ROWS

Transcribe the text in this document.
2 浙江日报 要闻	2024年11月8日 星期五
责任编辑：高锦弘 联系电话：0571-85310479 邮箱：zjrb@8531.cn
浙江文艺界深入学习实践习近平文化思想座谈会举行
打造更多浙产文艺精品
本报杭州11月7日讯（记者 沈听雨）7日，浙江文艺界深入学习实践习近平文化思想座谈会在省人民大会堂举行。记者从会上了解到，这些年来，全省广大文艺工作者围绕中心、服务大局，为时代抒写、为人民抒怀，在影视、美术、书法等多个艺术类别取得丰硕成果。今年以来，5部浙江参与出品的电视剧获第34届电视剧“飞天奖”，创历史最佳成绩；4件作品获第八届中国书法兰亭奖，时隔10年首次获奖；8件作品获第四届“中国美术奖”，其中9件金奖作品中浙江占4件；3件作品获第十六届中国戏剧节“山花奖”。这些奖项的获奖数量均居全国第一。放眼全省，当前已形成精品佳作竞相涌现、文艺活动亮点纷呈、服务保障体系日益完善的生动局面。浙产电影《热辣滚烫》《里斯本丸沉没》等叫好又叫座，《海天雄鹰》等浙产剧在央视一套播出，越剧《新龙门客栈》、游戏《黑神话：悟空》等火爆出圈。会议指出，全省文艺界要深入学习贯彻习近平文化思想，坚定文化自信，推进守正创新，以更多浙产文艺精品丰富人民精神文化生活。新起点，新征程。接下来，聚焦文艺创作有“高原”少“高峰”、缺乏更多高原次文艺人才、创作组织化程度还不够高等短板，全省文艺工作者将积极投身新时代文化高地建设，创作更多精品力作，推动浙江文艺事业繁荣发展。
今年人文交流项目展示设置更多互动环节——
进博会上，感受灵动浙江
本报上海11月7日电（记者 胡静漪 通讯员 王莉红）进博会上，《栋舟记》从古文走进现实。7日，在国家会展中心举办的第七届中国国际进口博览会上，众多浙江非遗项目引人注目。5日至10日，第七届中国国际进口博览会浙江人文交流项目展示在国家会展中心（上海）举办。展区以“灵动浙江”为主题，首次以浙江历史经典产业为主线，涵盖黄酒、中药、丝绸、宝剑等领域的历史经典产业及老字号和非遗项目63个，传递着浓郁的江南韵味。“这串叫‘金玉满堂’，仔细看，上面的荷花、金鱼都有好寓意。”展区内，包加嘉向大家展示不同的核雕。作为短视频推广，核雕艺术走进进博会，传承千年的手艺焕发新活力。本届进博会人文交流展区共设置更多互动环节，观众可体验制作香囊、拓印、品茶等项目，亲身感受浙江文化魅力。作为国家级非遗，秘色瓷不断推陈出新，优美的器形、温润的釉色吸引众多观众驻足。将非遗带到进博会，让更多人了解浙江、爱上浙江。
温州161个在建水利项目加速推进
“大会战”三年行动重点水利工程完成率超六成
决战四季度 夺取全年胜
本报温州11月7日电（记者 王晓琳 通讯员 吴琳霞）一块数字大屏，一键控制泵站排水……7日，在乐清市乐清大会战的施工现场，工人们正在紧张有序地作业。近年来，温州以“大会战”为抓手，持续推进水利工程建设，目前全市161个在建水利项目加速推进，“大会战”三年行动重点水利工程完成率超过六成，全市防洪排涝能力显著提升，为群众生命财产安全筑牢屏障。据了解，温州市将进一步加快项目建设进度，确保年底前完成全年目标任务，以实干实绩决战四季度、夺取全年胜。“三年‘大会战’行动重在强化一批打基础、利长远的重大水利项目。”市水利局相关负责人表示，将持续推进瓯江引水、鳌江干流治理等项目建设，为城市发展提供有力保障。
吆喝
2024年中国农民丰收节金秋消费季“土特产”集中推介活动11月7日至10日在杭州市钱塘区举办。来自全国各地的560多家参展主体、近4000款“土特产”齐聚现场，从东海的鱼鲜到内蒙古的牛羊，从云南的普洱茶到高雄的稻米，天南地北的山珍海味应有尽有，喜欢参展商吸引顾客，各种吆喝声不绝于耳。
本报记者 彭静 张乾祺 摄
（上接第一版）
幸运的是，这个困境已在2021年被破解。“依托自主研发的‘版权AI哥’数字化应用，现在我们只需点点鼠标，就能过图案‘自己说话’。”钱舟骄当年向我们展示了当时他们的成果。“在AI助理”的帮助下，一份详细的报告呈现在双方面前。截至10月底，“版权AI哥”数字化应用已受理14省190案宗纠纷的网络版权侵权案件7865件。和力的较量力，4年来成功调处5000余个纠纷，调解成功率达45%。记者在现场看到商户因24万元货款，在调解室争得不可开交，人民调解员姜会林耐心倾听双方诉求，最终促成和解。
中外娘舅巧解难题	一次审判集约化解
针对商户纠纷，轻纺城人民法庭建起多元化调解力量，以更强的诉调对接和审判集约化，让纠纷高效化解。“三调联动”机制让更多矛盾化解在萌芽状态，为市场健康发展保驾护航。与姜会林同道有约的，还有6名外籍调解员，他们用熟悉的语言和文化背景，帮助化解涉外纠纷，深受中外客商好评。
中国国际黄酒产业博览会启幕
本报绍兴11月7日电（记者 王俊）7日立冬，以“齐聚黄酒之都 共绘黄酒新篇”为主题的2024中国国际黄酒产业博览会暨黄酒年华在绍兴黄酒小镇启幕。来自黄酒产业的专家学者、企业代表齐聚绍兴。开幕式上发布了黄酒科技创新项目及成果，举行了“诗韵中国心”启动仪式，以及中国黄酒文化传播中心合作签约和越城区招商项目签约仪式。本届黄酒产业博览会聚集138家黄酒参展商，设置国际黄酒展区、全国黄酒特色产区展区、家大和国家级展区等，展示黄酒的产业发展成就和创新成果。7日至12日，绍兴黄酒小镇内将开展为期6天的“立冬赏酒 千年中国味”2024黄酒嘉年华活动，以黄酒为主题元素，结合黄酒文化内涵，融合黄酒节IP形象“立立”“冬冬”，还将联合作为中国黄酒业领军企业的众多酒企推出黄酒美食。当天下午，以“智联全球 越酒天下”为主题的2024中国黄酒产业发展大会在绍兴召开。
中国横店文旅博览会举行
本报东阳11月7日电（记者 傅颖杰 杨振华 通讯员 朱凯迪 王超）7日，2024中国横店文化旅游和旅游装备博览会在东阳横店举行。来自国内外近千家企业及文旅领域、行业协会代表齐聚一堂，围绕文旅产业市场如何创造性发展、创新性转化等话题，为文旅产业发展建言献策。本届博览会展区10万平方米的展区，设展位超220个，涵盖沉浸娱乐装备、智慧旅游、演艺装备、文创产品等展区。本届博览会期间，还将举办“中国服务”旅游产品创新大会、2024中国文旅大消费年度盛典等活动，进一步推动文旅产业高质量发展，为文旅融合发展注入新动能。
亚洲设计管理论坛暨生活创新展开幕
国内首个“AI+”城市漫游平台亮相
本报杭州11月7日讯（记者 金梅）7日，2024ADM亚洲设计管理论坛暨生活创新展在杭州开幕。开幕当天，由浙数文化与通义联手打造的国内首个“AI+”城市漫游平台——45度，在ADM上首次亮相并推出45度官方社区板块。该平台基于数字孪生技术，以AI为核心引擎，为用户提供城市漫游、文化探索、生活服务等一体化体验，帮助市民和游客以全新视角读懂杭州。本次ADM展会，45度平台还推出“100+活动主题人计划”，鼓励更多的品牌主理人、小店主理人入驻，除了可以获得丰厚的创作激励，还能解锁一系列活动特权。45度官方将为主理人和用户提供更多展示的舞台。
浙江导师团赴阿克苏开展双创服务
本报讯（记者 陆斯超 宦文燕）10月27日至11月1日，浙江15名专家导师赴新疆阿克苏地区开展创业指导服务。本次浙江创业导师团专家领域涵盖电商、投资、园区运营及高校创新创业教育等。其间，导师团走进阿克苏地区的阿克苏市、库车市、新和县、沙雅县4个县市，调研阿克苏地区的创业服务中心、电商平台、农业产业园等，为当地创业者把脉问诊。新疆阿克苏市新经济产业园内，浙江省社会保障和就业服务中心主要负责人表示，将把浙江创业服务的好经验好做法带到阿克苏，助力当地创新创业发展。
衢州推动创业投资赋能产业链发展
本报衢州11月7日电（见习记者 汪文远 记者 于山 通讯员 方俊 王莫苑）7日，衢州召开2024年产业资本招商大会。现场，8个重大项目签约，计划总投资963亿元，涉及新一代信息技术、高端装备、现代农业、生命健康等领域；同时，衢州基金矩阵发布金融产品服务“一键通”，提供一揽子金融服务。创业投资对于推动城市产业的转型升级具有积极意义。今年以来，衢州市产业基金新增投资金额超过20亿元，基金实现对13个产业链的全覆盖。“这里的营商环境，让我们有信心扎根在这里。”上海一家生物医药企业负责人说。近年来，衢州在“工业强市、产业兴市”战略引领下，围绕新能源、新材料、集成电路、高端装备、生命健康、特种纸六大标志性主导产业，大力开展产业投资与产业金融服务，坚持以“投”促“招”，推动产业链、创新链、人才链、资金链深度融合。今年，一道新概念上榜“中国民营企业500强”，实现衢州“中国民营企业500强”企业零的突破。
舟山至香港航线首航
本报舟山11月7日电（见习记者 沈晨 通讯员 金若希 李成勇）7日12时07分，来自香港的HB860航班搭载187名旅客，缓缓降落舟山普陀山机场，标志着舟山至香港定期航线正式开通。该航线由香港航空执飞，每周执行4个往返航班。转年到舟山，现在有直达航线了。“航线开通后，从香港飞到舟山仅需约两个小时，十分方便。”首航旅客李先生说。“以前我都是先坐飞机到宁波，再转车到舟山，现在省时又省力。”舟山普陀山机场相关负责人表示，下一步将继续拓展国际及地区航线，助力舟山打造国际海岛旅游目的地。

REQUIRED TASK
All lines in the data that contain the word "见习记者" should be copied.

EXPECTED ANSWER
本报衢州11月7日电（见习记者 汪文远 记者 于山 通讯员 方俊 王莫苑）7日，衢州召开2024年产业资本招商大会。现场，8个重大项目签约，计划总投资963亿元，涉及新一代信息技术、高端装备、现代农业、生命健康等领域；同时，衢州基金矩阵发布金融产品服务“一键通”，提供一揽子金融服务。创业投资对于推动城市产业的转型升级具有积极意义。今年以来，衢州市产业基金新增投资金额超过20亿元，基金实现对13个产业链的全覆盖。“这里的营商环境，让我们有信心扎根在这里。”上海一家生物医药企业负责人说。近年来，衢州在“工业强市、产业兴市”战略引领下，围绕新能源、新材料、集成电路、高端装备、生命健康、特种纸六大标志性主导产业，大力开展产业投资与产业金融服务，坚持以“投”促“招”，推动产业链、创新链、人才链、资金链深度融合。今年，一道新概念上榜“中国民营企业500强”，实现衢州“中国民营企业500强”企业零的突破。
本报舟山11月7日电（见习记者 沈晨 通讯员 金若希 李成勇）7日12时07分，来自香港的HB860航班搭载187名旅客，缓缓降落舟山普陀山机场，标志着舟山至香港定期航线正式开通。该航线由香港航空执飞，每周执行4个往返航班。转年到舟山，现在有直达航线了。“航线开通后，从香港飞到舟山仅需约两个小时，十分方便。”首航旅客李先生说。“以前我都是先坐飞机到宁波，再转车到舟山，现在省时又省力。”舟山普陀山机场相关负责人表示，下一步将继续拓展国际及地区航线，助力舟山打造国际海岛旅游目的地。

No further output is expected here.